▶ _Task brief_
Below are entries. Pull out all lines containing "solutions".

▶ _Data_

★ ★ ★ ★ ★

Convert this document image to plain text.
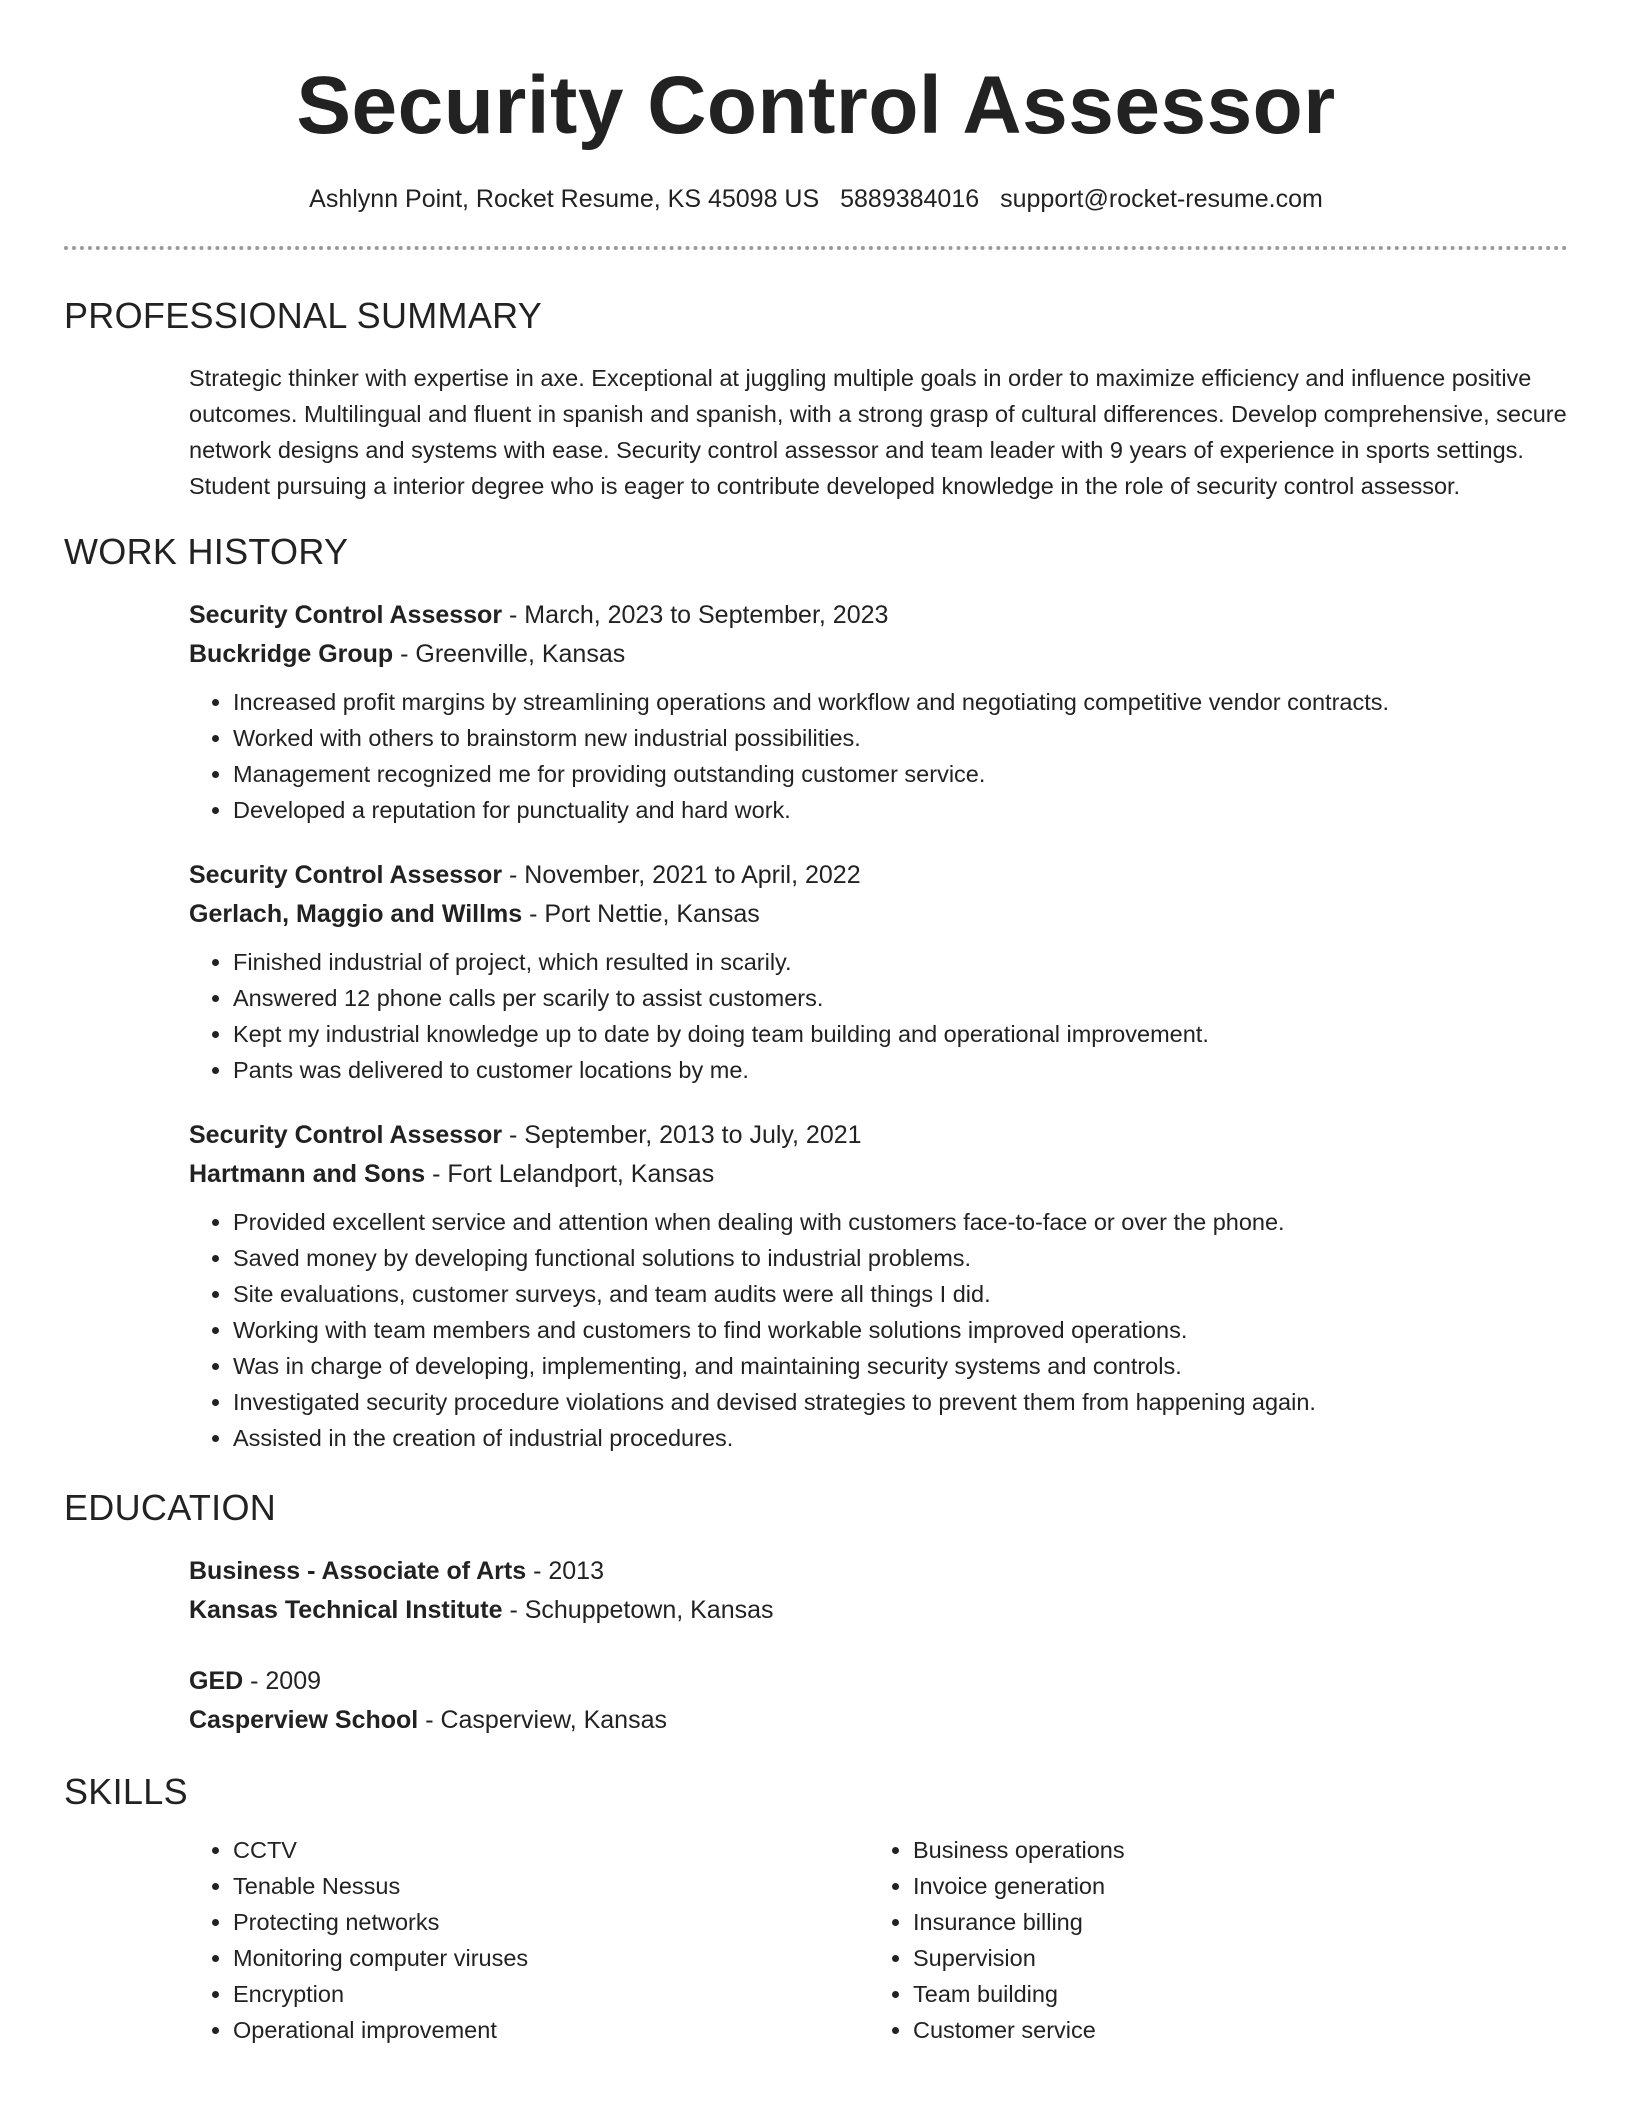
Security Control Assessor
Ashlynn Point, Rocket Resume, KS 45098 US 5889384016 support@rocket-resume.com
PROFESSIONAL SUMMARY
Strategic thinker with expertise in axe. Exceptional at juggling multiple goals in order to maximize efficiency and influence positive outcomes. Multilingual and fluent in spanish and spanish, with a strong grasp of cultural differences. Develop comprehensive, secure network designs and systems with ease. Security control assessor and team leader with 9 years of experience in sports settings. Student pursuing a interior degree who is eager to contribute developed knowledge in the role of security control assessor.
WORK HISTORY
Security Control Assessor - March, 2023 to September, 2023
Buckridge Group - Greenville, Kansas
• Increased profit margins by streamlining operations and workflow and negotiating competitive vendor contracts.
• Worked with others to brainstorm new industrial possibilities.
• Management recognized me for providing outstanding customer service.
• Developed a reputation for punctuality and hard work.
Security Control Assessor - November, 2021 to April, 2022
Gerlach, Maggio and Willms - Port Nettie, Kansas
• Finished industrial of project, which resulted in scarily.
• Answered 12 phone calls per scarily to assist customers.
• Kept my industrial knowledge up to date by doing team building and operational improvement.
• Pants was delivered to customer locations by me.
Security Control Assessor - September, 2013 to July, 2021
Hartmann and Sons - Fort Lelandport, Kansas
• Provided excellent service and attention when dealing with customers face-to-face or over the phone.
• Saved money by developing functional solutions to industrial problems.
• Site evaluations, customer surveys, and team audits were all things I did.
• Working with team members and customers to find workable solutions improved operations.
• Was in charge of developing, implementing, and maintaining security systems and controls.
• Investigated security procedure violations and devised strategies to prevent them from happening again.
• Assisted in the creation of industrial procedures.
EDUCATION
Business - Associate of Arts - 2013
Kansas Technical Institute - Schuppetown, Kansas
GED - 2009
Casperview School - Casperview, Kansas
SKILLS
• CCTV
• Tenable Nessus
• Protecting networks
• Monitoring computer viruses
• Encryption
• Operational improvement
• Business operations
• Invoice generation
• Insurance billing
• Supervision
• Team building
• Customer service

★ ★ ★ ★ ★

▶ _Task output_
• Saved money by developing functional solutions to industrial problems.
• Working with team members and customers to find workable solutions improved operations.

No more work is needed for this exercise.